Exercise objective :: Copy each of the entries below faithfully, setting aside any pictures.

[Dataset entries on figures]
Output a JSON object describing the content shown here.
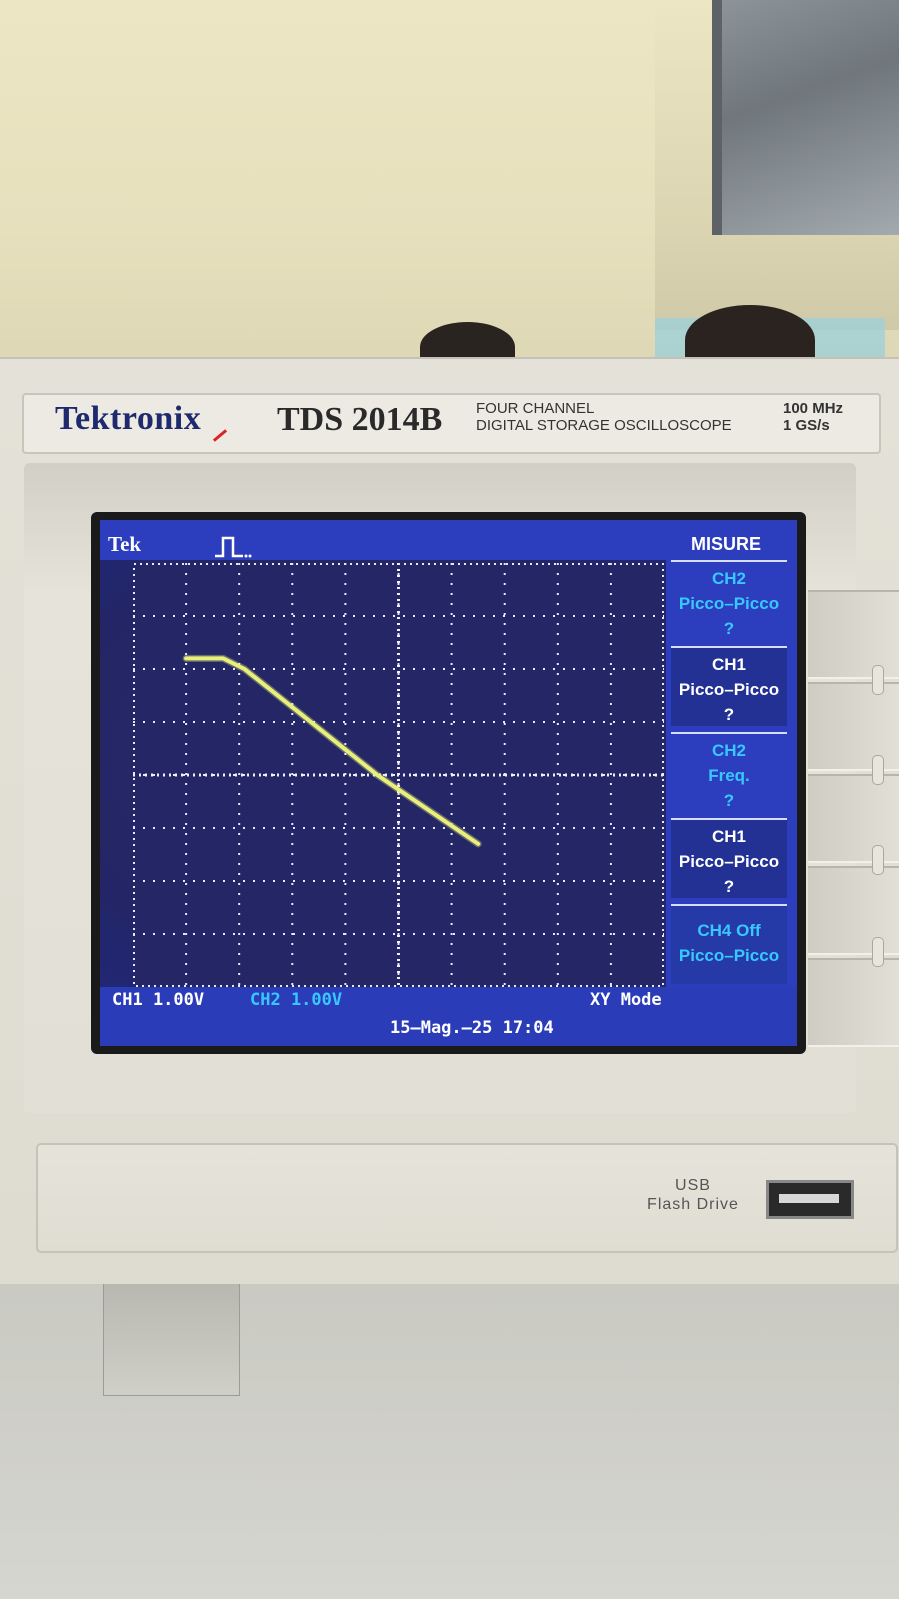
{
  "header": {
    "brand": "Tektronix",
    "model": "TDS 2014B",
    "description_line1": "FOUR  CHANNEL",
    "description_line2": "DIGITAL STORAGE OSCILLOSCOPE",
    "bandwidth": "100 MHz",
    "sample_rate": "1 GS/s"
  },
  "screen": {
    "logo": "Tek",
    "menu_title": "MISURE",
    "menu_items": [
      {
        "line1": "CH2",
        "line2": "Picco–Picco",
        "line3": "?"
      },
      {
        "line1": "CH1",
        "line2": "Picco–Picco",
        "line3": "?"
      },
      {
        "line1": "CH2",
        "line2": "Freq.",
        "line3": "?"
      },
      {
        "line1": "CH1",
        "line2": "Picco–Picco",
        "line3": "?"
      },
      {
        "line1": "CH4 Off",
        "line2": "Picco–Picco",
        "line3": ""
      }
    ],
    "ch1_scale": "CH1  1.00V",
    "ch2_scale": "CH2  1.00V",
    "mode": "XY Mode",
    "timestamp": "15–Mag.–25 17:04"
  },
  "trace": {
    "color": "#e8f07a",
    "points_div": [
      [
        -4.0,
        2.2
      ],
      [
        -3.3,
        2.2
      ],
      [
        -2.9,
        2.0
      ],
      [
        -0.4,
        0.0
      ],
      [
        1.5,
        -1.3
      ]
    ]
  },
  "ports": {
    "usb_line1": "USB",
    "usb_line2": "Flash Drive"
  }
}
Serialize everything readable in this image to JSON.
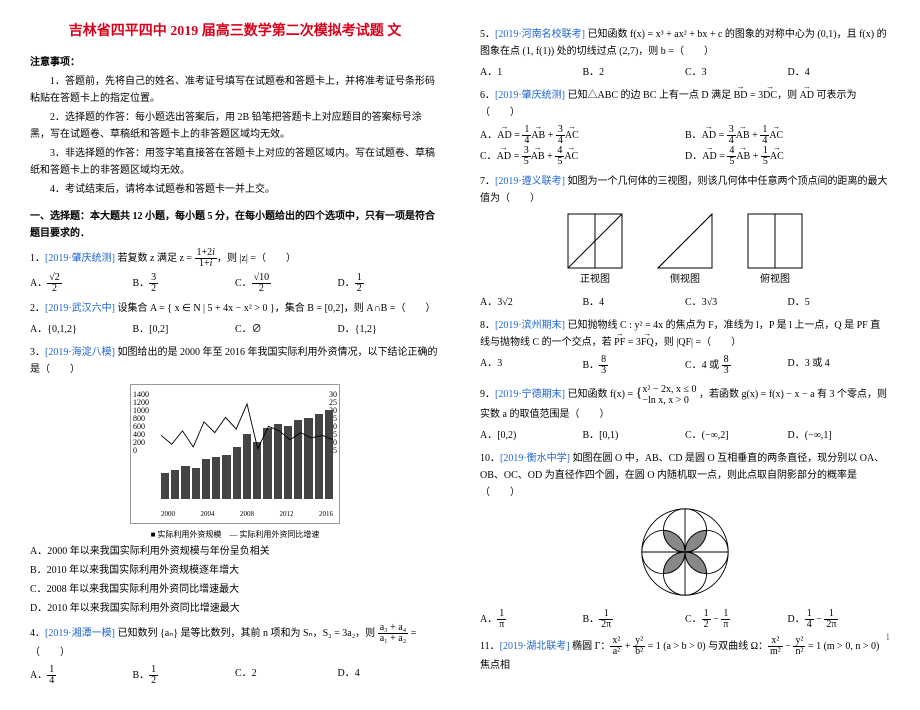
{
  "title": "吉林省四平四中 2019 届高三数学第二次模拟考试题 文",
  "notice_header": "注意事项：",
  "notices": [
    "1．答题前，先将自己的姓名、准考证号填写在试题卷和答题卡上，并将准考证号条形码粘贴在答题卡上的指定位置。",
    "2．选择题的作答：每小题选出答案后，用 2B 铅笔把答题卡上对应题目的答案标号涂黑，写在试题卷、草稿纸和答题卡上的非答题区域均无效。",
    "3．非选择题的作答：用签字笔直接答在答题卡上对应的答题区域内。写在试题卷、草稿纸和答题卡上的非答题区域均无效。",
    "4．考试结束后，请将本试题卷和答题卡一并上交。"
  ],
  "part1_header": "一、选择题：本大题共 12 小题，每小题 5 分，在每小题给出的四个选项中，只有一项是符合题目要求的．",
  "q1": {
    "tag": "[2019·肇庆统测]",
    "text": "若复数 z 满足 z = ",
    "text2": "，则 |z| =（　　）",
    "opts": [
      "A．",
      "B．",
      "C．",
      "D．"
    ]
  },
  "q2": {
    "tag": "[2019·武汉六中]",
    "text": "设集合 A = { x ∈ N | 5 + 4x − x² > 0 }，集合 B = [0,2]，则 A∩B =（　　）",
    "opts": [
      "A．{0,1,2}",
      "B．[0,2]",
      "C．∅",
      "D．{1,2}"
    ]
  },
  "q3": {
    "tag": "[2019·海淀八模]",
    "text": "如图给出的是 2000 年至 2016 年我国实际利用外资情况，以下结论正确的是（　　）",
    "optsA": "A．2000 年以来我国实际利用外资规模与年份呈负相关",
    "optsB": "B．2010 年以来我国实际利用外资规模逐年增大",
    "optsC": "C．2008 年以来我国实际利用外资同比增速最大",
    "optsD": "D．2010 年以来我国实际利用外资同比增速最大"
  },
  "chart": {
    "bars": [
      25,
      28,
      32,
      30,
      38,
      40,
      42,
      50,
      62,
      55,
      68,
      72,
      70,
      76,
      78,
      82,
      85
    ],
    "yl_labels": [
      "1400",
      "1200",
      "1000",
      "800",
      "600",
      "400",
      "200",
      "0"
    ],
    "yr_labels": [
      "30",
      "25",
      "20",
      "15",
      "10",
      "5",
      "0",
      "-5"
    ],
    "xlabels": [
      "2000",
      "2004",
      "2008",
      "2012",
      "2016"
    ],
    "legend1": "■ 实际利用外资规模",
    "legend2": "— 实际利用外资同比增速",
    "line_points": "0,45 12,55 24,40 36,58 48,30 60,42 72,25 84,38 96,10 108,60 120,35 132,40 144,50 156,42 168,48 180,45 192,50"
  },
  "q4": {
    "tag": "[2019·湘潭一模]",
    "text": "已知数列 {aₙ} 是等比数列，其前 n 项和为 Sₙ，S₂ = 3a₂，则 ",
    "text2": " =（　　）",
    "opts": [
      "A．",
      "B．",
      "C．2",
      "D．4"
    ]
  },
  "q5": {
    "tag": "[2019·河南名校联考]",
    "text": "已知函数 f(x) = x³ + ax² + bx + c 的图象的对称中心为 (0,1)，且 f(x) 的图象在点 (1, f(1)) 处的切线过点 (2,7)，则 b =（　　）",
    "opts": [
      "A．1",
      "B．2",
      "C．3",
      "D．4"
    ]
  },
  "q6": {
    "tag": "[2019·肇庆统测]",
    "text_pre": "已知△ABC 的边 BC 上有一点 D 满足 ",
    "text_mid": "，则 ",
    "text_post": " 可表示为（　　）"
  },
  "q7": {
    "tag": "[2019·遵义联考]",
    "text": "如图为一个几何体的三视图，则该几何体中任意两个顶点间的距离的最大值为（　　）",
    "views": [
      "正视图",
      "侧视图",
      "俯视图"
    ],
    "opts": [
      "A．3√2",
      "B．4",
      "C．3√3",
      "D．5"
    ]
  },
  "q8": {
    "tag": "[2019·滨州期末]",
    "text_pre": "已知抛物线 C : y² = 4x 的焦点为 F，准线为 l，P 是 l 上一点，Q 是 PF 直线与抛物线 C 的一个交点，若 ",
    "text_post": "，则 |QF| =（　　）",
    "opts": [
      "A．3",
      "B．",
      "C．4 或 ",
      "D．3 或 4"
    ]
  },
  "q9": {
    "tag": "[2019·宁德期末]",
    "text_pre": "已知函数 f(x) = ",
    "text_post": "，若函数 g(x) = f(x) − x − a 有 3 个零点，则实数 a 的取值范围是（　　）",
    "opts": [
      "A．[0,2)",
      "B．[0,1)",
      "C．(−∞,2]",
      "D．(−∞,1]"
    ]
  },
  "q10": {
    "tag": "[2019·衡水中学]",
    "text": "如图在圆 O 中，AB、CD 是圆 O 互相垂直的两条直径，现分别以 OA、OB、OC、OD 为直径作四个圆，在圆 O 内随机取一点，则此点取自阴影部分的概率是（　　）",
    "opts": [
      "A．",
      "B．",
      "C．",
      "D．"
    ]
  },
  "q11": {
    "tag": "[2019·湖北联考]",
    "text_pre": "椭圆 Γ：",
    "text_mid": " = 1 (a > b > 0) 与双曲线 Ω：",
    "text_post": " = 1 (m > 0, n > 0) 焦点相"
  },
  "pageno": "1"
}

Reply ::
Output a JSON object describing the content shown here.
{
  "header": {
    "brand": "Tektronix",
    "model": "TDS 2014B",
    "description_line1": "FOUR  CHANNEL",
    "description_line2": "DIGITAL STORAGE OSCILLOSCOPE",
    "bandwidth": "100 MHz",
    "sample_rate": "1 GS/s"
  },
  "screen": {
    "logo": "Tek",
    "menu_title": "MISURE",
    "menu_items": [
      {
        "line1": "CH2",
        "line2": "Picco–Picco",
        "line3": "?"
      },
      {
        "line1": "CH1",
        "line2": "Picco–Picco",
        "line3": "?"
      },
      {
        "line1": "CH2",
        "line2": "Freq.",
        "line3": "?"
      },
      {
        "line1": "CH1",
        "line2": "Picco–Picco",
        "line3": "?"
      },
      {
        "line1": "CH4 Off",
        "line2": "Picco–Picco",
        "line3": ""
      }
    ],
    "ch1_scale": "CH1  1.00V",
    "ch2_scale": "CH2  1.00V",
    "mode": "XY Mode",
    "timestamp": "15–Mag.–25 17:04"
  },
  "trace": {
    "color": "#e8f07a",
    "points_div": [
      [
        -4.0,
        2.2
      ],
      [
        -3.3,
        2.2
      ],
      [
        -2.9,
        2.0
      ],
      [
        -0.4,
        0.0
      ],
      [
        1.5,
        -1.3
      ]
    ]
  },
  "ports": {
    "usb_line1": "USB",
    "usb_line2": "Flash Drive"
  }
}
Serialize everything readable in this image to JSON.
{
  "title": "吉林省四平四中 2019 届高三数学第二次模拟考试题 文",
  "notice_header": "注意事项：",
  "notices": [
    "1．答题前，先将自己的姓名、准考证号填写在试题卷和答题卡上，并将准考证号条形码粘贴在答题卡上的指定位置。",
    "2．选择题的作答：每小题选出答案后，用 2B 铅笔把答题卡上对应题目的答案标号涂黑，写在试题卷、草稿纸和答题卡上的非答题区域均无效。",
    "3．非选择题的作答：用签字笔直接答在答题卡上对应的答题区域内。写在试题卷、草稿纸和答题卡上的非答题区域均无效。",
    "4．考试结束后，请将本试题卷和答题卡一并上交。"
  ],
  "part1_header": "一、选择题：本大题共 12 小题，每小题 5 分，在每小题给出的四个选项中，只有一项是符合题目要求的．",
  "q1": {
    "tag": "[2019·肇庆统测]",
    "text": "若复数 z 满足 z = ",
    "text2": "，则 |z| =（　　）",
    "opts": [
      "A．",
      "B．",
      "C．",
      "D．"
    ]
  },
  "q2": {
    "tag": "[2019·武汉六中]",
    "text": "设集合 A = { x ∈ N | 5 + 4x − x² > 0 }，集合 B = [0,2]，则 A∩B =（　　）",
    "opts": [
      "A．{0,1,2}",
      "B．[0,2]",
      "C．∅",
      "D．{1,2}"
    ]
  },
  "q3": {
    "tag": "[2019·海淀八模]",
    "text": "如图给出的是 2000 年至 2016 年我国实际利用外资情况，以下结论正确的是（　　）",
    "optsA": "A．2000 年以来我国实际利用外资规模与年份呈负相关",
    "optsB": "B．2010 年以来我国实际利用外资规模逐年增大",
    "optsC": "C．2008 年以来我国实际利用外资同比增速最大",
    "optsD": "D．2010 年以来我国实际利用外资同比增速最大"
  },
  "chart": {
    "bars": [
      25,
      28,
      32,
      30,
      38,
      40,
      42,
      50,
      62,
      55,
      68,
      72,
      70,
      76,
      78,
      82,
      85
    ],
    "yl_labels": [
      "1400",
      "1200",
      "1000",
      "800",
      "600",
      "400",
      "200",
      "0"
    ],
    "yr_labels": [
      "30",
      "25",
      "20",
      "15",
      "10",
      "5",
      "0",
      "-5"
    ],
    "xlabels": [
      "2000",
      "2004",
      "2008",
      "2012",
      "2016"
    ],
    "legend1": "■ 实际利用外资规模",
    "legend2": "— 实际利用外资同比增速",
    "line_points": "0,45 12,55 24,40 36,58 48,30 60,42 72,25 84,38 96,10 108,60 120,35 132,40 144,50 156,42 168,48 180,45 192,50"
  },
  "q4": {
    "tag": "[2019·湘潭一模]",
    "text": "已知数列 {aₙ} 是等比数列，其前 n 项和为 Sₙ，S₂ = 3a₂，则 ",
    "text2": " =（　　）",
    "opts": [
      "A．",
      "B．",
      "C．2",
      "D．4"
    ]
  },
  "q5": {
    "tag": "[2019·河南名校联考]",
    "text": "已知函数 f(x) = x³ + ax² + bx + c 的图象的对称中心为 (0,1)，且 f(x) 的图象在点 (1, f(1)) 处的切线过点 (2,7)，则 b =（　　）",
    "opts": [
      "A．1",
      "B．2",
      "C．3",
      "D．4"
    ]
  },
  "q6": {
    "tag": "[2019·肇庆统测]",
    "text_pre": "已知△ABC 的边 BC 上有一点 D 满足 ",
    "text_mid": "，则 ",
    "text_post": " 可表示为（　　）"
  },
  "q7": {
    "tag": "[2019·遵义联考]",
    "text": "如图为一个几何体的三视图，则该几何体中任意两个顶点间的距离的最大值为（　　）",
    "views": [
      "正视图",
      "侧视图",
      "俯视图"
    ],
    "opts": [
      "A．3√2",
      "B．4",
      "C．3√3",
      "D．5"
    ]
  },
  "q8": {
    "tag": "[2019·滨州期末]",
    "text_pre": "已知抛物线 C : y² = 4x 的焦点为 F，准线为 l，P 是 l 上一点，Q 是 PF 直线与抛物线 C 的一个交点，若 ",
    "text_post": "，则 |QF| =（　　）",
    "opts": [
      "A．3",
      "B．",
      "C．4 或 ",
      "D．3 或 4"
    ]
  },
  "q9": {
    "tag": "[2019·宁德期末]",
    "text_pre": "已知函数 f(x) = ",
    "text_post": "，若函数 g(x) = f(x) − x − a 有 3 个零点，则实数 a 的取值范围是（　　）",
    "opts": [
      "A．[0,2)",
      "B．[0,1)",
      "C．(−∞,2]",
      "D．(−∞,1]"
    ]
  },
  "q10": {
    "tag": "[2019·衡水中学]",
    "text": "如图在圆 O 中，AB、CD 是圆 O 互相垂直的两条直径，现分别以 OA、OB、OC、OD 为直径作四个圆，在圆 O 内随机取一点，则此点取自阴影部分的概率是（　　）",
    "opts": [
      "A．",
      "B．",
      "C．",
      "D．"
    ]
  },
  "q11": {
    "tag": "[2019·湖北联考]",
    "text_pre": "椭圆 Γ：",
    "text_mid": " = 1 (a > b > 0) 与双曲线 Ω：",
    "text_post": " = 1 (m > 0, n > 0) 焦点相"
  },
  "pageno": "1"
}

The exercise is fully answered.